___ Input rows ___

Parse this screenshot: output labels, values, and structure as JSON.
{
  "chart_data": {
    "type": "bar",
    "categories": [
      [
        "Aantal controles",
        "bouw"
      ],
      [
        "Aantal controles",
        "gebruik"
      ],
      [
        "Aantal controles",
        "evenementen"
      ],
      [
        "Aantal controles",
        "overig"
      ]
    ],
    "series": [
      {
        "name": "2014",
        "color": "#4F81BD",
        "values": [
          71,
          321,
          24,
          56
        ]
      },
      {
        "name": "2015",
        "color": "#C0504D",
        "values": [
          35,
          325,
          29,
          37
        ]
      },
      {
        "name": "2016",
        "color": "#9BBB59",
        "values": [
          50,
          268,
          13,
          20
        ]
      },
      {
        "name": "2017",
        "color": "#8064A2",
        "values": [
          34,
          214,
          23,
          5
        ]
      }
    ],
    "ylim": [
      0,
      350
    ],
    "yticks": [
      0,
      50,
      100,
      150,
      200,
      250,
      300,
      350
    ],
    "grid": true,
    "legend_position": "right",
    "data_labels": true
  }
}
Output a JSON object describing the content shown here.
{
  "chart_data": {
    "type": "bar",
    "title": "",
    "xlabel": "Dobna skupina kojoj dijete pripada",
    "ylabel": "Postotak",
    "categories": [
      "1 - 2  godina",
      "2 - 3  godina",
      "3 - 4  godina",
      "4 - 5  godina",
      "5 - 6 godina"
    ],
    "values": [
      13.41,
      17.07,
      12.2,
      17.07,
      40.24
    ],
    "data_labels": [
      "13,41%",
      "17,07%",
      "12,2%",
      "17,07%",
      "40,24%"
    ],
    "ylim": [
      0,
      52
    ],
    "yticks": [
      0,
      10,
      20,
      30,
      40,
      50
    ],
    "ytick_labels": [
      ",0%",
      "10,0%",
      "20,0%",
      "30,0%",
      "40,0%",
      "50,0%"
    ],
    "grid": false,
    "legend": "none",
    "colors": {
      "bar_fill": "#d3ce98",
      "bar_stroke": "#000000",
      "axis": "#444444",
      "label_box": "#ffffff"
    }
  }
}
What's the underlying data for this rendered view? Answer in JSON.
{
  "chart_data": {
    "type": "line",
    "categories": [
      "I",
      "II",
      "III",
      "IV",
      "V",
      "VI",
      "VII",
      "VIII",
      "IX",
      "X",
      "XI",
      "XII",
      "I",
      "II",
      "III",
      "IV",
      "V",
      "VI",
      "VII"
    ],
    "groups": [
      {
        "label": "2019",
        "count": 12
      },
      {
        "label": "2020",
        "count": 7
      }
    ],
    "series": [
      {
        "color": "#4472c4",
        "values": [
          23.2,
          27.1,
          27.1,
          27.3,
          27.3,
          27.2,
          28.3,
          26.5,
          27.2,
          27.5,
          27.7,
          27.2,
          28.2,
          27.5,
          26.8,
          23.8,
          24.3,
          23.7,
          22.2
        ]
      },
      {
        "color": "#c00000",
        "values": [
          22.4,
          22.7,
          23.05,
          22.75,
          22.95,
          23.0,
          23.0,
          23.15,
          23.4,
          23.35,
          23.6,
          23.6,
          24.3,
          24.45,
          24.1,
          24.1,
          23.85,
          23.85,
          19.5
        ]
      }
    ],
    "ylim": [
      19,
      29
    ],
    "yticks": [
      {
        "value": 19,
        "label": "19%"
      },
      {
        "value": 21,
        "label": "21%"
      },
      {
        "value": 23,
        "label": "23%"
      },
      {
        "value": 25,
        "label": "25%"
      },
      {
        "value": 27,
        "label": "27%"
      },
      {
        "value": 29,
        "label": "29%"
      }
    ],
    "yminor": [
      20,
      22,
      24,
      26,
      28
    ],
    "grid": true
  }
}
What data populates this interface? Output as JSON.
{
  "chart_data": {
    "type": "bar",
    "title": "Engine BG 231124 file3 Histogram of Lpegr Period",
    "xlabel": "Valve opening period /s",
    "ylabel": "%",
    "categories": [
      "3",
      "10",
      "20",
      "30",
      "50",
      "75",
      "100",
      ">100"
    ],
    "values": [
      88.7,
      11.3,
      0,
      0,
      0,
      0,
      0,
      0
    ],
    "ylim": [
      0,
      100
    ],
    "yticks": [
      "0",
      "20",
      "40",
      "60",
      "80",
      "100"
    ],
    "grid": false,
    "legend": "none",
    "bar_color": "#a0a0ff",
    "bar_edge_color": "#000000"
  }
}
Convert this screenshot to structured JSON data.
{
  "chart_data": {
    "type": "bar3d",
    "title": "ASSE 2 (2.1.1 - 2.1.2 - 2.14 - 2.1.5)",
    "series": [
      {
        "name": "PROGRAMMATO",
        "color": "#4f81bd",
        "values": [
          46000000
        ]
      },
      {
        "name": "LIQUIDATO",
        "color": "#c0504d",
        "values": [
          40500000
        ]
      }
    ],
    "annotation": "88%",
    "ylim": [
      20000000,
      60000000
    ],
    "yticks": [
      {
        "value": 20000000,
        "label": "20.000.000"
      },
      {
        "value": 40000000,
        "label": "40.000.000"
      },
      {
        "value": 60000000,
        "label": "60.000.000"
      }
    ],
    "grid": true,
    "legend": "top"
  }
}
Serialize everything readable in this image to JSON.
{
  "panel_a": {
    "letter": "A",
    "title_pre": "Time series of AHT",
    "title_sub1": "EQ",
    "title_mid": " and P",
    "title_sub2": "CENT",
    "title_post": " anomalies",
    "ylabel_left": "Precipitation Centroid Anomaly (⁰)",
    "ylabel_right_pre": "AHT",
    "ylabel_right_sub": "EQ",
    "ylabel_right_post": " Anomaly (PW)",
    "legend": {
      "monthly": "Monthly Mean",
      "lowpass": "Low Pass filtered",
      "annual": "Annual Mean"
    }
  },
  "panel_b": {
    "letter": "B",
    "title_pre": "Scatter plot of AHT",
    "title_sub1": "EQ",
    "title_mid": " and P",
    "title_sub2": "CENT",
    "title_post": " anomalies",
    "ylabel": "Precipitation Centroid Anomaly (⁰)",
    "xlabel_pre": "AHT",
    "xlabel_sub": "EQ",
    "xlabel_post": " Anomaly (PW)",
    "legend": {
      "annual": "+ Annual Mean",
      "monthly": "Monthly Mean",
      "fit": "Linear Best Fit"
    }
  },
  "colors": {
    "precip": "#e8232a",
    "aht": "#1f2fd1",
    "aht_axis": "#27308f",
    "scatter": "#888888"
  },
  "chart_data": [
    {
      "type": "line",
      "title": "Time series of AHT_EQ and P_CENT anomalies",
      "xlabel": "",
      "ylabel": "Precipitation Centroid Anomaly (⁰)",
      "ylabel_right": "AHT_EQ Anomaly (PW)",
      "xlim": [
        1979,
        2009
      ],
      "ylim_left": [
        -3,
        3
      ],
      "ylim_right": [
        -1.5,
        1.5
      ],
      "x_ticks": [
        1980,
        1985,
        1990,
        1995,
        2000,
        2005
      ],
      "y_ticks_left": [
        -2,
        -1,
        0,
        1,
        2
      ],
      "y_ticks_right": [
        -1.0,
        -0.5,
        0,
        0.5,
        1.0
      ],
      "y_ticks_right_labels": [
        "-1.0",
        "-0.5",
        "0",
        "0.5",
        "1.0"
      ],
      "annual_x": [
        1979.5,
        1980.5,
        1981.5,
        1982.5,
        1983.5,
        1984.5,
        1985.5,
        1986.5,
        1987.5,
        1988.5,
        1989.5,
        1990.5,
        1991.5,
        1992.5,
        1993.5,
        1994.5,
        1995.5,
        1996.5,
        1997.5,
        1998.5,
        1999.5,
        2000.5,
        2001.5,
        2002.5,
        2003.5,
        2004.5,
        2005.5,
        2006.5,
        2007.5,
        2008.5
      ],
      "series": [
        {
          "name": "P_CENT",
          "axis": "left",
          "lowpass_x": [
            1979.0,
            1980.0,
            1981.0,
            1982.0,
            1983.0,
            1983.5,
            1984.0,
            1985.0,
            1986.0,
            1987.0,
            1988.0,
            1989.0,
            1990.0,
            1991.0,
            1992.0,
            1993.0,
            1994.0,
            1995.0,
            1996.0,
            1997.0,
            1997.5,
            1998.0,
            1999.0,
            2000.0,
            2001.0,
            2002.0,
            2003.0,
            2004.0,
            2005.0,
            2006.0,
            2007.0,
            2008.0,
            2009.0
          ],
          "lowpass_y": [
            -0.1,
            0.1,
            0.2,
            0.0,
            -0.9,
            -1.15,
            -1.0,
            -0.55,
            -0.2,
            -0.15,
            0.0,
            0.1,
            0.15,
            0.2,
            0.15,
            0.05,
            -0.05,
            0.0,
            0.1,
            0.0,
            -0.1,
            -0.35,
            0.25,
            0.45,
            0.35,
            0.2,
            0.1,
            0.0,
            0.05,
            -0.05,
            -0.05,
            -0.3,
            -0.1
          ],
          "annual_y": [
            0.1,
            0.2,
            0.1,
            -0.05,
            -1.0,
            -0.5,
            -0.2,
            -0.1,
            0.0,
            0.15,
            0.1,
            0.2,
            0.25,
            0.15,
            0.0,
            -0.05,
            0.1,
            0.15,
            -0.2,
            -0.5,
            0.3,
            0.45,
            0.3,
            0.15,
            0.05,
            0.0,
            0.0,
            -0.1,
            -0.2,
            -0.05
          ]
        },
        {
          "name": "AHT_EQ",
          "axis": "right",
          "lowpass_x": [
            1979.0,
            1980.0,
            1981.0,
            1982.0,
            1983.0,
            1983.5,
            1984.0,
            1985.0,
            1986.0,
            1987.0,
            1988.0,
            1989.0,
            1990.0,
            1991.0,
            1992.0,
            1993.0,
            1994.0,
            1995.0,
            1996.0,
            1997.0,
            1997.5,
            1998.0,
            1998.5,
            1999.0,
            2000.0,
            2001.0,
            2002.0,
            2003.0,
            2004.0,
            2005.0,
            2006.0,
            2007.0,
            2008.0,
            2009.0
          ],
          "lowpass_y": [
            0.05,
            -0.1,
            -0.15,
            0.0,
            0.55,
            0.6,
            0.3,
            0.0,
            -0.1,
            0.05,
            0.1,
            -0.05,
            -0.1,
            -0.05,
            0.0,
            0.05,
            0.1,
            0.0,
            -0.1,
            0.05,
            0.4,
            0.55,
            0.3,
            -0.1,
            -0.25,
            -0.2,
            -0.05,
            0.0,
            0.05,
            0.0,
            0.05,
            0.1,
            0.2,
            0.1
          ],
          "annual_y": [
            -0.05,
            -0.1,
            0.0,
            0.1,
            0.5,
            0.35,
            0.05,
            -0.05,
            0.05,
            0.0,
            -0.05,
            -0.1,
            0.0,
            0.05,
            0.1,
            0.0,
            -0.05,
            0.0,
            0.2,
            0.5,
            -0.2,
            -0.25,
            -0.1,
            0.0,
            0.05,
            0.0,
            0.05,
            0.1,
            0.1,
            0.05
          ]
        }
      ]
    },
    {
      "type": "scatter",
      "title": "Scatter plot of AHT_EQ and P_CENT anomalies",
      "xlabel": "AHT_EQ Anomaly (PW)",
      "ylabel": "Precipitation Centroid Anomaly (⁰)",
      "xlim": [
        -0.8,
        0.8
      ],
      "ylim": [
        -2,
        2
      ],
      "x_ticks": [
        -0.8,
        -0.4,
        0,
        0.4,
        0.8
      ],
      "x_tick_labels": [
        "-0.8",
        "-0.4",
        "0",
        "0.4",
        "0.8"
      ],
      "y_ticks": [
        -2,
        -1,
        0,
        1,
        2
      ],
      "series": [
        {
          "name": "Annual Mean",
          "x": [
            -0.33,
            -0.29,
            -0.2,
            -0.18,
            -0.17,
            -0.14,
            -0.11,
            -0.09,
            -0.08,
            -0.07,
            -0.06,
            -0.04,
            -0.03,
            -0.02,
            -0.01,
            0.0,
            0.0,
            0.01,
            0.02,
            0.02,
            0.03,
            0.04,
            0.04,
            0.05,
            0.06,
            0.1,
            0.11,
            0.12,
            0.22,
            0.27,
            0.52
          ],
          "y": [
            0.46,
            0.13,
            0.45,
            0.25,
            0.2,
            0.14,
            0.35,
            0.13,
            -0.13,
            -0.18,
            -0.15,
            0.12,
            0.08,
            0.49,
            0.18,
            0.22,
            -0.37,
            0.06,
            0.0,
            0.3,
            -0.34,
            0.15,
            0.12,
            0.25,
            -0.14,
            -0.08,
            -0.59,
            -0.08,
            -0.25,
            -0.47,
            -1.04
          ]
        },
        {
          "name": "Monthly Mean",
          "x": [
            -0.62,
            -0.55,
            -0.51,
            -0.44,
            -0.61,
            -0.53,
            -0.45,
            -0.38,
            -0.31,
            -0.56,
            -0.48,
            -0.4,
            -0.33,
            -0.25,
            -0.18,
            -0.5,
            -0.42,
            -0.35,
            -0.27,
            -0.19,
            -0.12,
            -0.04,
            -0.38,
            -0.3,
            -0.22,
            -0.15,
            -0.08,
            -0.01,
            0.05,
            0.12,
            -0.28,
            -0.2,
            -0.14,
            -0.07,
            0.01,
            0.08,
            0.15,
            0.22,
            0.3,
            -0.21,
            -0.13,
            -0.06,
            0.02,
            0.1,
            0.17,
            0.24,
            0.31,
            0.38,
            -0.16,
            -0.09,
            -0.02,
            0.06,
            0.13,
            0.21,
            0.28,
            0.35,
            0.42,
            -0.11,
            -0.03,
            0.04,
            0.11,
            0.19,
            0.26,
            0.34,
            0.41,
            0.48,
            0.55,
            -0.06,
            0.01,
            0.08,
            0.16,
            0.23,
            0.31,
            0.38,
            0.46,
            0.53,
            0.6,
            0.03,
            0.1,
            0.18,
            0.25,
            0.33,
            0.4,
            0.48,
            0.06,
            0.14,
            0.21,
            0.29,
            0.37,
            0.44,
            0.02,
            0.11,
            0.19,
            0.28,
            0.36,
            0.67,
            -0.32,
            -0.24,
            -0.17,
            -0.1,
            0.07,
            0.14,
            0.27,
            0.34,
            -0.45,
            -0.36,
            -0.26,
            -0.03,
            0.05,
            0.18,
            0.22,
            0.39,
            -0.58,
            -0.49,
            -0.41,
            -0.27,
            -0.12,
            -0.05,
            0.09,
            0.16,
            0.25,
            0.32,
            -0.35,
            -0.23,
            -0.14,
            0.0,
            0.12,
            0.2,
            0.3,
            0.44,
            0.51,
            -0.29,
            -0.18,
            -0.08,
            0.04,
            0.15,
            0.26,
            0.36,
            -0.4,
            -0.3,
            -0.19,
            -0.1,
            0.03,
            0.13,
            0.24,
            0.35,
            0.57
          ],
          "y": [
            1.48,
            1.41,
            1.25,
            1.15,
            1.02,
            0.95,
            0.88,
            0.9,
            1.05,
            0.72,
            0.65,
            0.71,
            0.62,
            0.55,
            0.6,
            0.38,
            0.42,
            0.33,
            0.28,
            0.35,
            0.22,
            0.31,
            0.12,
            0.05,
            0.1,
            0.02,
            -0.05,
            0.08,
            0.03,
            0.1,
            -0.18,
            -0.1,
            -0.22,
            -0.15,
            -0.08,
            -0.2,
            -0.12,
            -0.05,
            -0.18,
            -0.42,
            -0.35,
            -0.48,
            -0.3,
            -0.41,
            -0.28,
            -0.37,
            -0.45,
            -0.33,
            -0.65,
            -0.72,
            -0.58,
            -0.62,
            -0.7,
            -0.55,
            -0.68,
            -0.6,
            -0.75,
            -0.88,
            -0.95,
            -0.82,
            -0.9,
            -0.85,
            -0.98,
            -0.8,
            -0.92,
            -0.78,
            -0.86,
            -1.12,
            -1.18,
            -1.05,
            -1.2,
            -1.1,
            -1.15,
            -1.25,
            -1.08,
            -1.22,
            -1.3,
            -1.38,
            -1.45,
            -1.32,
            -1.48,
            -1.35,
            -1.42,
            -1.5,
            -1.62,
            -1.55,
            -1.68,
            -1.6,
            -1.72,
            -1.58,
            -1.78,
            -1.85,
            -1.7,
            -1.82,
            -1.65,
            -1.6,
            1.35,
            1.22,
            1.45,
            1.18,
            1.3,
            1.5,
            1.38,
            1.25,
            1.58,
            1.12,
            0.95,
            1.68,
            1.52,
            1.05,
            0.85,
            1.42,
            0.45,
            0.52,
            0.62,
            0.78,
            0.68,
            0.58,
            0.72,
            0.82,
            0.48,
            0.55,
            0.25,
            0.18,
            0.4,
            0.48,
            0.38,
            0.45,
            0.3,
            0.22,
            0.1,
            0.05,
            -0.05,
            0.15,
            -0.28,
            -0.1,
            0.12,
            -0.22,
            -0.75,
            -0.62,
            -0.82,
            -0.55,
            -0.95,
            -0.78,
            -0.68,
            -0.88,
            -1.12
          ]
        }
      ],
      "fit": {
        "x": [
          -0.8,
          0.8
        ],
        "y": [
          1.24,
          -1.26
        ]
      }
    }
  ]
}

___

■ Task instructions
Only lines holding the string "JSON" are wanted; gather each one from the entries above.

■ Solution for this problem
Parse this screenshot: output labels, values, and structure as JSON.
Output a JSON object describing the content shown here.
What's the underlying data for this rendered view? Answer in JSON.
What data populates this interface? Output as JSON.
Convert this screenshot to structured JSON data.
Serialize everything readable in this image to JSON.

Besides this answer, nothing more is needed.